Brief:
Pictures do not belong in the copy, so please give every entry below again exactly.

Records that describe figures
§
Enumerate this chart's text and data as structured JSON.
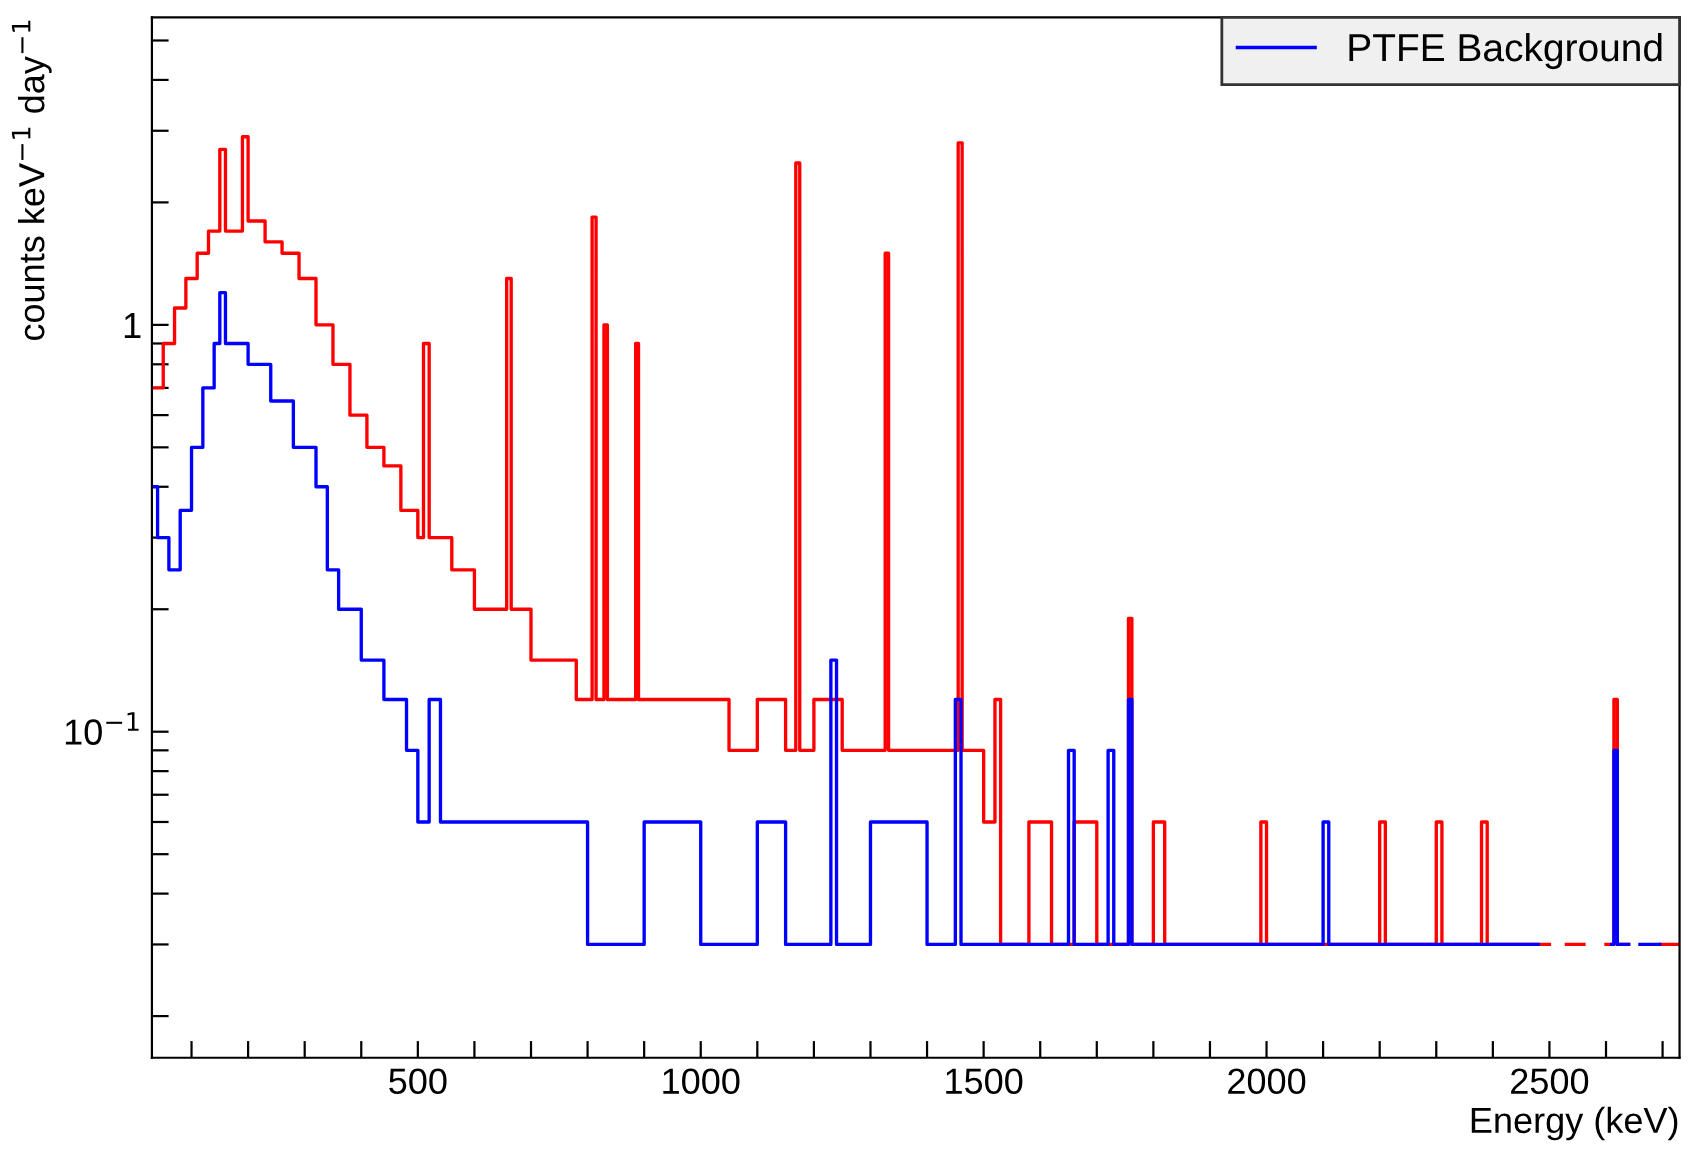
{
  "chart_data": {
    "type": "step",
    "xlabel": "Energy (keV)",
    "ylabel": "counts keV$^{−1}$ day$^{−1}$",
    "log": "y",
    "legend": "top right",
    "grid": false,
    "xlim": [
      30,
      2730
    ],
    "ylim": [
      0.0158,
      5.7
    ],
    "xticks": [
      {
        "value": 100,
        "label": null
      },
      {
        "value": 200,
        "label": null
      },
      {
        "value": 300,
        "label": null
      },
      {
        "value": 400,
        "label": null
      },
      500,
      {
        "value": 600,
        "label": null
      },
      {
        "value": 700,
        "label": null
      },
      {
        "value": 800,
        "label": null
      },
      {
        "value": 900,
        "label": null
      },
      1000,
      {
        "value": 1100,
        "label": null
      },
      {
        "value": 1200,
        "label": null
      },
      {
        "value": 1300,
        "label": null
      },
      {
        "value": 1400,
        "label": null
      },
      1500,
      {
        "value": 1600,
        "label": null
      },
      {
        "value": 1700,
        "label": null
      },
      {
        "value": 1800,
        "label": null
      },
      {
        "value": 1900,
        "label": null
      },
      2000,
      {
        "value": 2100,
        "label": null
      },
      {
        "value": 2200,
        "label": null
      },
      {
        "value": 2300,
        "label": null
      },
      {
        "value": 2400,
        "label": null
      },
      2500,
      {
        "value": 2600,
        "label": null
      },
      {
        "value": 2700,
        "label": null
      }
    ],
    "yticks": [
      {
        "value": 0.02,
        "label": null
      },
      {
        "value": 0.03,
        "label": null
      },
      {
        "value": 0.04,
        "label": null
      },
      {
        "value": 0.05,
        "label": null
      },
      {
        "value": 0.06,
        "label": null
      },
      {
        "value": 0.07,
        "label": null
      },
      {
        "value": 0.08,
        "label": null
      },
      {
        "value": 0.09,
        "label": null
      },
      {
        "value": 0.1,
        "label": "10$^{−1}$"
      },
      {
        "value": 0.2,
        "label": null
      },
      {
        "value": 0.3,
        "label": null
      },
      {
        "value": 0.4,
        "label": null
      },
      {
        "value": 0.5,
        "label": null
      },
      {
        "value": 0.6,
        "label": null
      },
      {
        "value": 0.7,
        "label": null
      },
      {
        "value": 0.8,
        "label": null
      },
      {
        "value": 0.9,
        "label": null
      },
      1,
      {
        "value": 2,
        "label": null
      },
      {
        "value": 3,
        "label": null
      },
      {
        "value": 4,
        "label": null
      },
      {
        "value": 5,
        "label": null
      }
    ],
    "series": [
      {
        "color": "#ff0000",
        "x": [
          30,
          50,
          70,
          90,
          110,
          130,
          150,
          160,
          190,
          200,
          230,
          260,
          290,
          320,
          350,
          380,
          410,
          440,
          470,
          500,
          510,
          520,
          560,
          600,
          640,
          657,
          665,
          700,
          740,
          780,
          808,
          815,
          829,
          835,
          885,
          890,
          940,
          1000,
          1050,
          1100,
          1150,
          1168,
          1175,
          1200,
          1250,
          1300,
          1326,
          1332,
          1380,
          1420,
          1455,
          1462,
          1500,
          1520,
          1530,
          1580,
          1620,
          1660,
          1700,
          1756,
          1762,
          1800,
          1820,
          1900,
          1990,
          2000,
          2100,
          2200,
          2210,
          2300,
          2310,
          2380,
          2390,
          2480,
          2500,
          2530,
          2560,
          2561,
          2600,
          2614,
          2620,
          2640,
          2695,
          2728
        ],
        "values": [
          0.7,
          0.9,
          1.1,
          1.3,
          1.5,
          1.7,
          2.7,
          1.7,
          2.9,
          1.8,
          1.6,
          1.5,
          1.3,
          1.0,
          0.8,
          0.6,
          0.5,
          0.45,
          0.35,
          0.3,
          0.9,
          0.3,
          0.25,
          0.2,
          0.2,
          1.3,
          0.2,
          0.15,
          0.15,
          0.12,
          1.84,
          0.12,
          1.0,
          0.12,
          0.9,
          0.12,
          0.12,
          0.12,
          0.09,
          0.12,
          0.09,
          2.5,
          0.09,
          0.12,
          0.09,
          0.09,
          1.5,
          0.09,
          0.09,
          0.09,
          2.8,
          0.09,
          0.06,
          0.12,
          0.03,
          0.06,
          0.03,
          0.06,
          0.03,
          0.19,
          0.03,
          0.06,
          0.03,
          0.03,
          0.06,
          0.03,
          0.03,
          0.06,
          0.03,
          0.06,
          0.03,
          0.06,
          0.03,
          0.03,
          null,
          0.03,
          0.03,
          null,
          0.03,
          0.12,
          0.03,
          null,
          0.03,
          0.03
        ]
      },
      {
        "name": "PTFE Background",
        "color": "#0000ff",
        "x": [
          30,
          40,
          60,
          80,
          100,
          120,
          140,
          150,
          160,
          200,
          240,
          280,
          320,
          340,
          360,
          400,
          440,
          480,
          500,
          520,
          540,
          600,
          700,
          800,
          900,
          1000,
          1100,
          1150,
          1230,
          1240,
          1300,
          1400,
          1450,
          1460,
          1520,
          1600,
          1650,
          1660,
          1720,
          1730,
          1756,
          1762,
          1800,
          2000,
          2100,
          2110,
          2200,
          2300,
          2460,
          2480,
          2610,
          2614,
          2620,
          2640,
          2660,
          2695
        ],
        "values": [
          0.4,
          0.3,
          0.25,
          0.35,
          0.5,
          0.7,
          0.9,
          1.2,
          0.9,
          0.8,
          0.65,
          0.5,
          0.4,
          0.25,
          0.2,
          0.15,
          0.12,
          0.09,
          0.06,
          0.12,
          0.06,
          0.06,
          0.06,
          0.03,
          0.06,
          0.03,
          0.06,
          0.03,
          0.15,
          0.03,
          0.06,
          0.03,
          0.12,
          0.03,
          0.03,
          0.03,
          0.09,
          0.03,
          0.09,
          0.03,
          0.12,
          0.03,
          0.03,
          0.03,
          0.06,
          0.03,
          0.03,
          0.03,
          0.03,
          null,
          0.03,
          0.09,
          0.03,
          null,
          0.03,
          0.03
        ]
      }
    ]
  }
}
§
Output of the exercise:
Enumerate this chart's text and data as structured JSON.
{
  "chart_data": {
    "type": "step",
    "xlabel": "Energy (keV)",
    "ylabel": "counts keV$^{−1}$ day$^{−1}$",
    "log": "y",
    "legend": "top right",
    "grid": false,
    "xlim": [
      30,
      2730
    ],
    "ylim": [
      0.0158,
      5.7
    ],
    "xticks": [
      {
        "value": 100,
        "label": null
      },
      {
        "value": 200,
        "label": null
      },
      {
        "value": 300,
        "label": null
      },
      {
        "value": 400,
        "label": null
      },
      500,
      {
        "value": 600,
        "label": null
      },
      {
        "value": 700,
        "label": null
      },
      {
        "value": 800,
        "label": null
      },
      {
        "value": 900,
        "label": null
      },
      1000,
      {
        "value": 1100,
        "label": null
      },
      {
        "value": 1200,
        "label": null
      },
      {
        "value": 1300,
        "label": null
      },
      {
        "value": 1400,
        "label": null
      },
      1500,
      {
        "value": 1600,
        "label": null
      },
      {
        "value": 1700,
        "label": null
      },
      {
        "value": 1800,
        "label": null
      },
      {
        "value": 1900,
        "label": null
      },
      2000,
      {
        "value": 2100,
        "label": null
      },
      {
        "value": 2200,
        "label": null
      },
      {
        "value": 2300,
        "label": null
      },
      {
        "value": 2400,
        "label": null
      },
      2500,
      {
        "value": 2600,
        "label": null
      },
      {
        "value": 2700,
        "label": null
      }
    ],
    "yticks": [
      {
        "value": 0.02,
        "label": null
      },
      {
        "value": 0.03,
        "label": null
      },
      {
        "value": 0.04,
        "label": null
      },
      {
        "value": 0.05,
        "label": null
      },
      {
        "value": 0.06,
        "label": null
      },
      {
        "value": 0.07,
        "label": null
      },
      {
        "value": 0.08,
        "label": null
      },
      {
        "value": 0.09,
        "label": null
      },
      {
        "value": 0.1,
        "label": "10$^{−1}$"
      },
      {
        "value": 0.2,
        "label": null
      },
      {
        "value": 0.3,
        "label": null
      },
      {
        "value": 0.4,
        "label": null
      },
      {
        "value": 0.5,
        "label": null
      },
      {
        "value": 0.6,
        "label": null
      },
      {
        "value": 0.7,
        "label": null
      },
      {
        "value": 0.8,
        "label": null
      },
      {
        "value": 0.9,
        "label": null
      },
      1,
      {
        "value": 2,
        "label": null
      },
      {
        "value": 3,
        "label": null
      },
      {
        "value": 4,
        "label": null
      },
      {
        "value": 5,
        "label": null
      }
    ],
    "series": [
      {
        "color": "#ff0000",
        "x": [
          30,
          50,
          70,
          90,
          110,
          130,
          150,
          160,
          190,
          200,
          230,
          260,
          290,
          320,
          350,
          380,
          410,
          440,
          470,
          500,
          510,
          520,
          560,
          600,
          640,
          657,
          665,
          700,
          740,
          780,
          808,
          815,
          829,
          835,
          885,
          890,
          940,
          1000,
          1050,
          1100,
          1150,
          1168,
          1175,
          1200,
          1250,
          1300,
          1326,
          1332,
          1380,
          1420,
          1455,
          1462,
          1500,
          1520,
          1530,
          1580,
          1620,
          1660,
          1700,
          1756,
          1762,
          1800,
          1820,
          1900,
          1990,
          2000,
          2100,
          2200,
          2210,
          2300,
          2310,
          2380,
          2390,
          2480,
          2500,
          2530,
          2560,
          2561,
          2600,
          2614,
          2620,
          2640,
          2695,
          2728
        ],
        "values": [
          0.7,
          0.9,
          1.1,
          1.3,
          1.5,
          1.7,
          2.7,
          1.7,
          2.9,
          1.8,
          1.6,
          1.5,
          1.3,
          1.0,
          0.8,
          0.6,
          0.5,
          0.45,
          0.35,
          0.3,
          0.9,
          0.3,
          0.25,
          0.2,
          0.2,
          1.3,
          0.2,
          0.15,
          0.15,
          0.12,
          1.84,
          0.12,
          1.0,
          0.12,
          0.9,
          0.12,
          0.12,
          0.12,
          0.09,
          0.12,
          0.09,
          2.5,
          0.09,
          0.12,
          0.09,
          0.09,
          1.5,
          0.09,
          0.09,
          0.09,
          2.8,
          0.09,
          0.06,
          0.12,
          0.03,
          0.06,
          0.03,
          0.06,
          0.03,
          0.19,
          0.03,
          0.06,
          0.03,
          0.03,
          0.06,
          0.03,
          0.03,
          0.06,
          0.03,
          0.06,
          0.03,
          0.06,
          0.03,
          0.03,
          null,
          0.03,
          0.03,
          null,
          0.03,
          0.12,
          0.03,
          null,
          0.03,
          0.03
        ]
      },
      {
        "name": "PTFE Background",
        "color": "#0000ff",
        "x": [
          30,
          40,
          60,
          80,
          100,
          120,
          140,
          150,
          160,
          200,
          240,
          280,
          320,
          340,
          360,
          400,
          440,
          480,
          500,
          520,
          540,
          600,
          700,
          800,
          900,
          1000,
          1100,
          1150,
          1230,
          1240,
          1300,
          1400,
          1450,
          1460,
          1520,
          1600,
          1650,
          1660,
          1720,
          1730,
          1756,
          1762,
          1800,
          2000,
          2100,
          2110,
          2200,
          2300,
          2460,
          2480,
          2610,
          2614,
          2620,
          2640,
          2660,
          2695
        ],
        "values": [
          0.4,
          0.3,
          0.25,
          0.35,
          0.5,
          0.7,
          0.9,
          1.2,
          0.9,
          0.8,
          0.65,
          0.5,
          0.4,
          0.25,
          0.2,
          0.15,
          0.12,
          0.09,
          0.06,
          0.12,
          0.06,
          0.06,
          0.06,
          0.03,
          0.06,
          0.03,
          0.06,
          0.03,
          0.15,
          0.03,
          0.06,
          0.03,
          0.12,
          0.03,
          0.03,
          0.03,
          0.09,
          0.03,
          0.09,
          0.03,
          0.12,
          0.03,
          0.03,
          0.03,
          0.06,
          0.03,
          0.03,
          0.03,
          0.03,
          null,
          0.03,
          0.09,
          0.03,
          null,
          0.03,
          0.03
        ]
      }
    ]
  }
}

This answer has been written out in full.